>> start

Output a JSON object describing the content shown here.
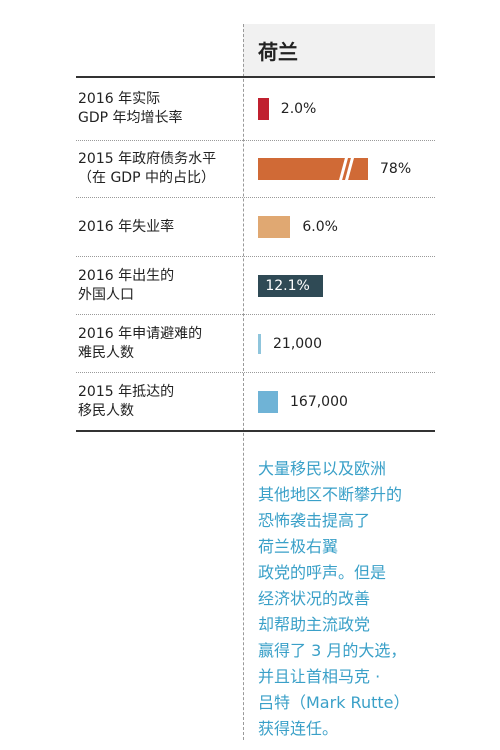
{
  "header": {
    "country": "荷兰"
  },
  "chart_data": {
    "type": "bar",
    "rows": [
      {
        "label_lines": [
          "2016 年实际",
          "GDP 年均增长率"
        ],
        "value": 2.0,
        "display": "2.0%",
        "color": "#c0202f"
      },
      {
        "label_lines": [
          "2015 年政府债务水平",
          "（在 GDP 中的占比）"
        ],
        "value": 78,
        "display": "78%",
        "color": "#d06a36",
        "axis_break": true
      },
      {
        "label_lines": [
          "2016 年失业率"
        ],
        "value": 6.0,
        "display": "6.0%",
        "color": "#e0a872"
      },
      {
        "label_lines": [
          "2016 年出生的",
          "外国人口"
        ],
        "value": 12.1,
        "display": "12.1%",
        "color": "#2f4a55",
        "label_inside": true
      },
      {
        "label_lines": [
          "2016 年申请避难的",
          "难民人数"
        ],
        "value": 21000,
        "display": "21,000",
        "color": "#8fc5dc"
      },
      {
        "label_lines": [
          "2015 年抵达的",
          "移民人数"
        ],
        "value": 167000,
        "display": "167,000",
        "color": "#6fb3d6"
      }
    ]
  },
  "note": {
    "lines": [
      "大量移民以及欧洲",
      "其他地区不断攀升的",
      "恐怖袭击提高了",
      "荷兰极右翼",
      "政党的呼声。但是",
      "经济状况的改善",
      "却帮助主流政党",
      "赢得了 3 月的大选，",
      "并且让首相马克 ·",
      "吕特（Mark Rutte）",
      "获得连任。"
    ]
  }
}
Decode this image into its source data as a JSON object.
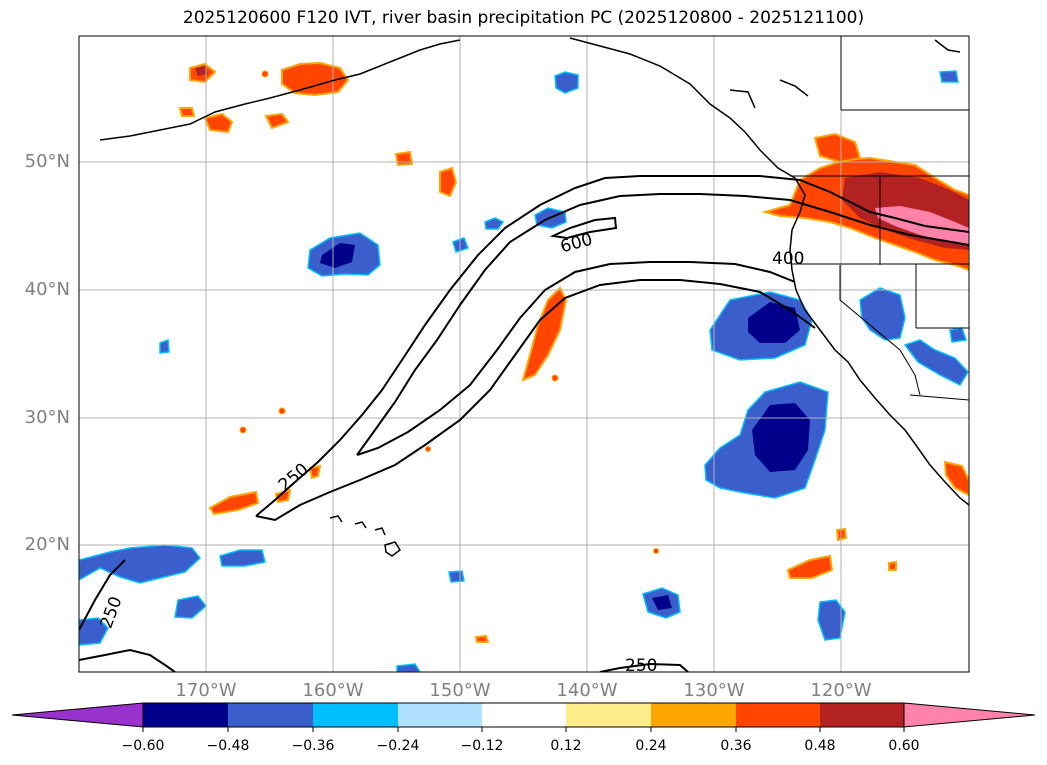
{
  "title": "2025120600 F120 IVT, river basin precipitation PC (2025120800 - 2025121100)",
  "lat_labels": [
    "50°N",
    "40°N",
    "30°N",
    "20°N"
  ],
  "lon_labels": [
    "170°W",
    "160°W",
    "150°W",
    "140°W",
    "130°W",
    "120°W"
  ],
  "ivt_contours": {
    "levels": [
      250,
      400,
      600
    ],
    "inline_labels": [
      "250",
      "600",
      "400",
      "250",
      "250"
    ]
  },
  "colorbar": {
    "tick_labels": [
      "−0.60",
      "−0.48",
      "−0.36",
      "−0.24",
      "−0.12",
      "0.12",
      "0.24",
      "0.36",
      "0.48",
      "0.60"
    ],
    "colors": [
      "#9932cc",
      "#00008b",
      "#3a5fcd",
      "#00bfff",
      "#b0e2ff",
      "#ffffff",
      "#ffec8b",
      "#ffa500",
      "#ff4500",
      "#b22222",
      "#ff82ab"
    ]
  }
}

>> end

_Objective_
State how many lines in the entries above include the word "JSON"; reply with the number alone.

_Response to the task_
2